● **Description of the task**:
Repeat every record below exactly as written.

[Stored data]

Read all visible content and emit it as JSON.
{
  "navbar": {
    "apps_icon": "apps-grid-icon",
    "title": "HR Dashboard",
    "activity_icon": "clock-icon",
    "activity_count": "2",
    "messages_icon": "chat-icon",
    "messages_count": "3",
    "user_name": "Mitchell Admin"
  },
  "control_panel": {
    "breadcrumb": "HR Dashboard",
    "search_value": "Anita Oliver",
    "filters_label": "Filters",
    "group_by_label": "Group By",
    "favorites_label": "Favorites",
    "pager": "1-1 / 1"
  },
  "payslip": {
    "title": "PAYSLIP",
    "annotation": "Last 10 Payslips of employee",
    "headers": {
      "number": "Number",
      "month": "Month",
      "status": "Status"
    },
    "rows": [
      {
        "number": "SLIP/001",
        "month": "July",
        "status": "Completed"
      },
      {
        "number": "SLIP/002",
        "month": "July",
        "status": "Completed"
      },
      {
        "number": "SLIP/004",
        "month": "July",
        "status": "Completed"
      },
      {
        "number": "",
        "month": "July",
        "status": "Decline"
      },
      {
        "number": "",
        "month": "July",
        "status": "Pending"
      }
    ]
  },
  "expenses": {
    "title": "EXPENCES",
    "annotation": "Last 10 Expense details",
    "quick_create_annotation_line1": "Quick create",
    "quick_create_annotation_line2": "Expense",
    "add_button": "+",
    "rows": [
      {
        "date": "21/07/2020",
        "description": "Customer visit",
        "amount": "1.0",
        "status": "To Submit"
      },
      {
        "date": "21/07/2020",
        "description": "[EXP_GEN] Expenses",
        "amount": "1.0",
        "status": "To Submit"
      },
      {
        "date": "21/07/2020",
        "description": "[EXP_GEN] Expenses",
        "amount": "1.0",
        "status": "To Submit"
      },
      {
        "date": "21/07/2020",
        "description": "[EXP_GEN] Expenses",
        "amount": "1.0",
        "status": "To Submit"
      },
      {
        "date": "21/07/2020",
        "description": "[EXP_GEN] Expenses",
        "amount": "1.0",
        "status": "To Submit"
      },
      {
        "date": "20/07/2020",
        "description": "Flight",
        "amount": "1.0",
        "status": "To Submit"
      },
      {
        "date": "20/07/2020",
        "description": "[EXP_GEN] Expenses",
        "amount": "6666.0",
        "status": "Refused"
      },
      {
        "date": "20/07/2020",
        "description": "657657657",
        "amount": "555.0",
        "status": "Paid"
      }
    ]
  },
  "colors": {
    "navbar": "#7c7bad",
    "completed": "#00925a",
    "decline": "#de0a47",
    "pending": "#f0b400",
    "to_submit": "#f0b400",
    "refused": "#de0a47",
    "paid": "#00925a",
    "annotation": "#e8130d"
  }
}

● **Response**:
Read all visible content and emit it as JSON.
{
  "navbar": {
    "apps_icon": "apps-grid-icon",
    "title": "HR Dashboard",
    "activity_icon": "clock-icon",
    "activity_count": "2",
    "messages_icon": "chat-icon",
    "messages_count": "3",
    "user_name": "Mitchell Admin"
  },
  "control_panel": {
    "breadcrumb": "HR Dashboard",
    "search_value": "Anita Oliver",
    "filters_label": "Filters",
    "group_by_label": "Group By",
    "favorites_label": "Favorites",
    "pager": "1-1 / 1"
  },
  "payslip": {
    "title": "PAYSLIP",
    "annotation": "Last 10 Payslips of employee",
    "headers": {
      "number": "Number",
      "month": "Month",
      "status": "Status"
    },
    "rows": [
      {
        "number": "SLIP/001",
        "month": "July",
        "status": "Completed"
      },
      {
        "number": "SLIP/002",
        "month": "July",
        "status": "Completed"
      },
      {
        "number": "SLIP/004",
        "month": "July",
        "status": "Completed"
      },
      {
        "number": "",
        "month": "July",
        "status": "Decline"
      },
      {
        "number": "",
        "month": "July",
        "status": "Pending"
      }
    ]
  },
  "expenses": {
    "title": "EXPENCES",
    "annotation": "Last 10 Expense details",
    "quick_create_annotation_line1": "Quick create",
    "quick_create_annotation_line2": "Expense",
    "add_button": "+",
    "rows": [
      {
        "date": "21/07/2020",
        "description": "Customer visit",
        "amount": "1.0",
        "status": "To Submit"
      },
      {
        "date": "21/07/2020",
        "description": "[EXP_GEN] Expenses",
        "amount": "1.0",
        "status": "To Submit"
      },
      {
        "date": "21/07/2020",
        "description": "[EXP_GEN] Expenses",
        "amount": "1.0",
        "status": "To Submit"
      },
      {
        "date": "21/07/2020",
        "description": "[EXP_GEN] Expenses",
        "amount": "1.0",
        "status": "To Submit"
      },
      {
        "date": "21/07/2020",
        "description": "[EXP_GEN] Expenses",
        "amount": "1.0",
        "status": "To Submit"
      },
      {
        "date": "20/07/2020",
        "description": "Flight",
        "amount": "1.0",
        "status": "To Submit"
      },
      {
        "date": "20/07/2020",
        "description": "[EXP_GEN] Expenses",
        "amount": "6666.0",
        "status": "Refused"
      },
      {
        "date": "20/07/2020",
        "description": "657657657",
        "amount": "555.0",
        "status": "Paid"
      }
    ]
  },
  "colors": {
    "navbar": "#7c7bad",
    "completed": "#00925a",
    "decline": "#de0a47",
    "pending": "#f0b400",
    "to_submit": "#f0b400",
    "refused": "#de0a47",
    "paid": "#00925a",
    "annotation": "#e8130d"
  }
}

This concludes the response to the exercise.